§ Input
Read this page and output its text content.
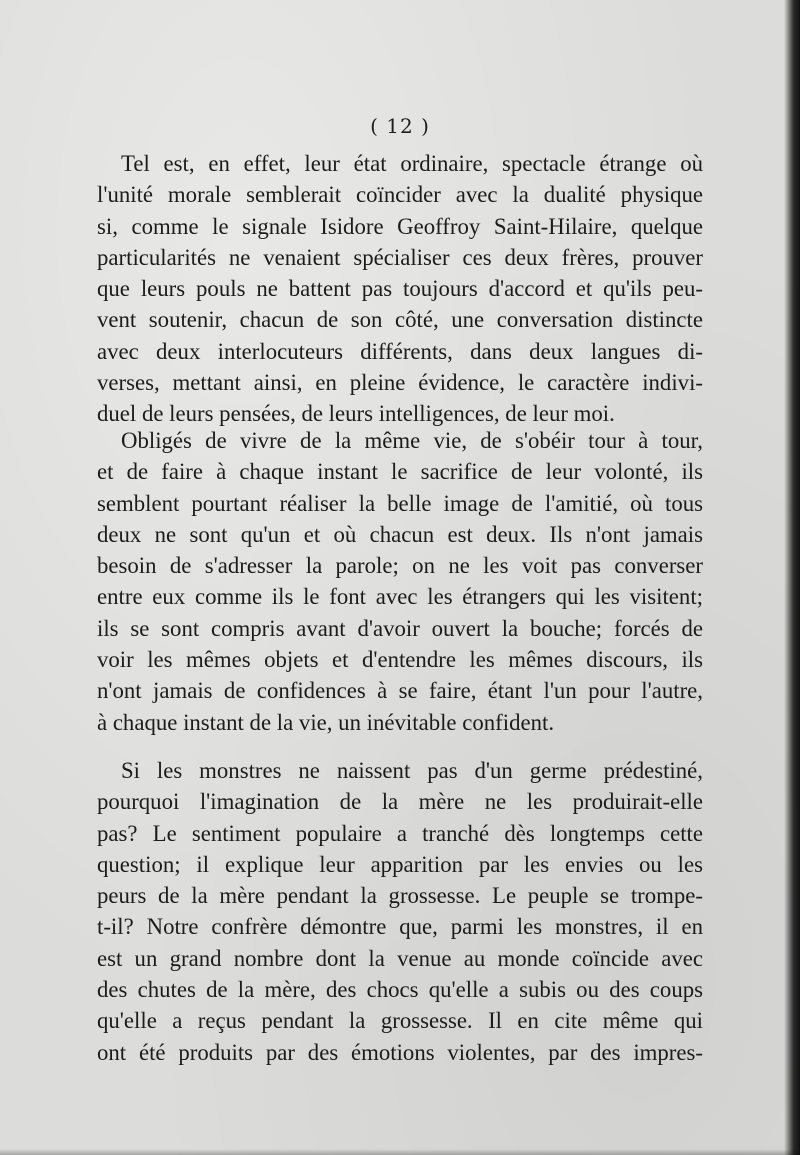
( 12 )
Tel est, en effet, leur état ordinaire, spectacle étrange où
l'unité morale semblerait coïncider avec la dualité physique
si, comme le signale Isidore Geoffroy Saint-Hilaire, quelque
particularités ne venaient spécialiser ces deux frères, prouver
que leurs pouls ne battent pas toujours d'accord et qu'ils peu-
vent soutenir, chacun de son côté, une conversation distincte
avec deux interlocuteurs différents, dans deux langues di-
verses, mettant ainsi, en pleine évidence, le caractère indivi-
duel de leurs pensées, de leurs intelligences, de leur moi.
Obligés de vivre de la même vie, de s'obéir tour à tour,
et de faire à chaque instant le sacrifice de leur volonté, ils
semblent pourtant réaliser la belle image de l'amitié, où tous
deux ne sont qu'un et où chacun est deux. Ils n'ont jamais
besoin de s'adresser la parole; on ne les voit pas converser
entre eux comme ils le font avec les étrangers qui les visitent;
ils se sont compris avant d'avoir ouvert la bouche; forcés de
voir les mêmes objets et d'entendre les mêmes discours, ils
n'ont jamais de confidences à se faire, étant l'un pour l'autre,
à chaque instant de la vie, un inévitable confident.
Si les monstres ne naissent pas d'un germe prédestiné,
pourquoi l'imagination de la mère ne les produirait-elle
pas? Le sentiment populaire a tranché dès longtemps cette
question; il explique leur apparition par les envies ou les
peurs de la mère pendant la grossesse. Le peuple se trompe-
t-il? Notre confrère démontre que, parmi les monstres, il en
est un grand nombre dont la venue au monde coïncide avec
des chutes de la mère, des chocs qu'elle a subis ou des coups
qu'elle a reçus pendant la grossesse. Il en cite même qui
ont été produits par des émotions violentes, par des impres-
==
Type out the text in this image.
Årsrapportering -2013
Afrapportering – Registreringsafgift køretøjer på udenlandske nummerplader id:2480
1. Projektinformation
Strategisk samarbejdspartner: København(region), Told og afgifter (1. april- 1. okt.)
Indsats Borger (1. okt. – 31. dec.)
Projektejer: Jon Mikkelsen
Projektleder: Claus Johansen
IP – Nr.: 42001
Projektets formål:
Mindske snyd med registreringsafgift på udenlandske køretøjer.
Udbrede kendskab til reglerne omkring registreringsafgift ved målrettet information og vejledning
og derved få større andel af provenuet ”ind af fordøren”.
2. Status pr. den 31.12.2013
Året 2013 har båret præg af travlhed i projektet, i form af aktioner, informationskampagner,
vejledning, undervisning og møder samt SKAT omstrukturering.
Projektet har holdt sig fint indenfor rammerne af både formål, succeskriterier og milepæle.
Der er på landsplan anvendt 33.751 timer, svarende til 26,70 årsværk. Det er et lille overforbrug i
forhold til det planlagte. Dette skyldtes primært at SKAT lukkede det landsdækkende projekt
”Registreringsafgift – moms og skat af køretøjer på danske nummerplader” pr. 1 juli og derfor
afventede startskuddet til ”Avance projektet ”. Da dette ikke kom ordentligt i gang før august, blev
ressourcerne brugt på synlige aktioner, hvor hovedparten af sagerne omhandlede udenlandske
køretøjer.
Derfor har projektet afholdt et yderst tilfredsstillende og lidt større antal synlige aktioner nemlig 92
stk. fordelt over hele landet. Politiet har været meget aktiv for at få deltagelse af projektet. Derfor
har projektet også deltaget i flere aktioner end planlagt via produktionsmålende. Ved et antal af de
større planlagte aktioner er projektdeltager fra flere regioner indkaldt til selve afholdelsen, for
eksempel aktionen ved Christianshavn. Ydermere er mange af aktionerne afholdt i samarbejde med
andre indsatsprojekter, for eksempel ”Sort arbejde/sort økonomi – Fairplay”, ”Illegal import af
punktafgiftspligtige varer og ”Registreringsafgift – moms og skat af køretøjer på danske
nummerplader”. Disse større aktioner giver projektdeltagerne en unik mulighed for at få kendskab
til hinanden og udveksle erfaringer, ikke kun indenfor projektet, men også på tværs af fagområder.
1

§ Required work
From the data above, copy out every line with the string "flere" in it.

§ The result
har projektet også deltaget i flere aktioner end planlagt via produktionsmålende. Ved et antal af de
større planlagte aktioner er projektdeltager fra flere regioner indkaldt til selve afholdelsen, for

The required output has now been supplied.